**EXERCISE PROMPT:** Tally all lines containing the word "Blinding". Give the number alone.

--

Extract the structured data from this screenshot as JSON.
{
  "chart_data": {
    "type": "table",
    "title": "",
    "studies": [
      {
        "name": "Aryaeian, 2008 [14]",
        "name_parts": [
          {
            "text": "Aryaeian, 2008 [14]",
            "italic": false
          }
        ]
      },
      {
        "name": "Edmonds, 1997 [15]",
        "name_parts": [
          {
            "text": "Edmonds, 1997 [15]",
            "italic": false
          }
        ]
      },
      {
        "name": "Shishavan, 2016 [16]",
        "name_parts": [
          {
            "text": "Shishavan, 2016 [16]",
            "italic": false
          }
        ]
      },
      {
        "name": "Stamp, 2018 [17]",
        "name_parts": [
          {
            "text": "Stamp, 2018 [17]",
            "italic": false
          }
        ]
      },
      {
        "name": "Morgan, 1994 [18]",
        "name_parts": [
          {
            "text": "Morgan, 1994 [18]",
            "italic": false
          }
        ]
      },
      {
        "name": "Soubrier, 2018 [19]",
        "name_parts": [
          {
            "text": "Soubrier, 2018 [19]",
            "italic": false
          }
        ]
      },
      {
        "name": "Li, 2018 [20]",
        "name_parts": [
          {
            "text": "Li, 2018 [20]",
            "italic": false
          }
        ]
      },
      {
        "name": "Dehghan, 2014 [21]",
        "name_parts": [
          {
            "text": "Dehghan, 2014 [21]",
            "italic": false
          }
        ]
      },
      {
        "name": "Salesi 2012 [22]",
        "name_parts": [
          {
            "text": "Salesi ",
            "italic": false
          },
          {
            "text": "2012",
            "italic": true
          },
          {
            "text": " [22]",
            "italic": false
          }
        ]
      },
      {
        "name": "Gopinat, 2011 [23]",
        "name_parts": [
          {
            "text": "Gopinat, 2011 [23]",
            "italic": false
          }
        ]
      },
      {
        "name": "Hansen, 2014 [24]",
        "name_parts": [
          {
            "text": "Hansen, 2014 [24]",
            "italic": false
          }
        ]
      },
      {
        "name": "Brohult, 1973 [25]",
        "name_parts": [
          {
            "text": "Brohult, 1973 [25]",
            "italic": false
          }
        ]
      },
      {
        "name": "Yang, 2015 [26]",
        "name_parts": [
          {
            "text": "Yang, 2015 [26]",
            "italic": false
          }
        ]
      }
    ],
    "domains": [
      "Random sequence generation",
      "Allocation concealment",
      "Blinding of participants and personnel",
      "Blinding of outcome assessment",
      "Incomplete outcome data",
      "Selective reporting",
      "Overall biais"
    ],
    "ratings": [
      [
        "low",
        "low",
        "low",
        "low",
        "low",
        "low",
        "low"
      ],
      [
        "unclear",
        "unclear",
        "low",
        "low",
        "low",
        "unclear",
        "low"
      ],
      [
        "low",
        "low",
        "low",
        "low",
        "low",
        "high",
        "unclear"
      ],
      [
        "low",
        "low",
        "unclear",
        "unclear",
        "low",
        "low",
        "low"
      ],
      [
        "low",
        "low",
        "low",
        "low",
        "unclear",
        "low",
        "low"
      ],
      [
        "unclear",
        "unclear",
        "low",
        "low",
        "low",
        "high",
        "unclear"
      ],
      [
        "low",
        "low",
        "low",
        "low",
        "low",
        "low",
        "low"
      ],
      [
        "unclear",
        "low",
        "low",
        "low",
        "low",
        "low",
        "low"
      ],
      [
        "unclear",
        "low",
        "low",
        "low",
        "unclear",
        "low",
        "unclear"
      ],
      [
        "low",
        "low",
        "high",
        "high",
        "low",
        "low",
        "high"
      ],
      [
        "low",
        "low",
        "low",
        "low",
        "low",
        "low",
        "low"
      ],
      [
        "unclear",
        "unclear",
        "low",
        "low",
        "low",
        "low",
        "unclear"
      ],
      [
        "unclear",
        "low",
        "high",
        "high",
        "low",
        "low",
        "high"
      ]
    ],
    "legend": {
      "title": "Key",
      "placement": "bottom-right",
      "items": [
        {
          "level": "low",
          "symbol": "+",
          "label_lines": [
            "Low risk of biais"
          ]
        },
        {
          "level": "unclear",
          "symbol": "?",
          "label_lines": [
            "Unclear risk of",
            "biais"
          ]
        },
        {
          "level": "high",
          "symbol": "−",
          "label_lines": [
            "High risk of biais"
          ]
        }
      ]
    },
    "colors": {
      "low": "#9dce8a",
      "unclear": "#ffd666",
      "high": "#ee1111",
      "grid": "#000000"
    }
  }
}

--

**TASK ANSWER:** 2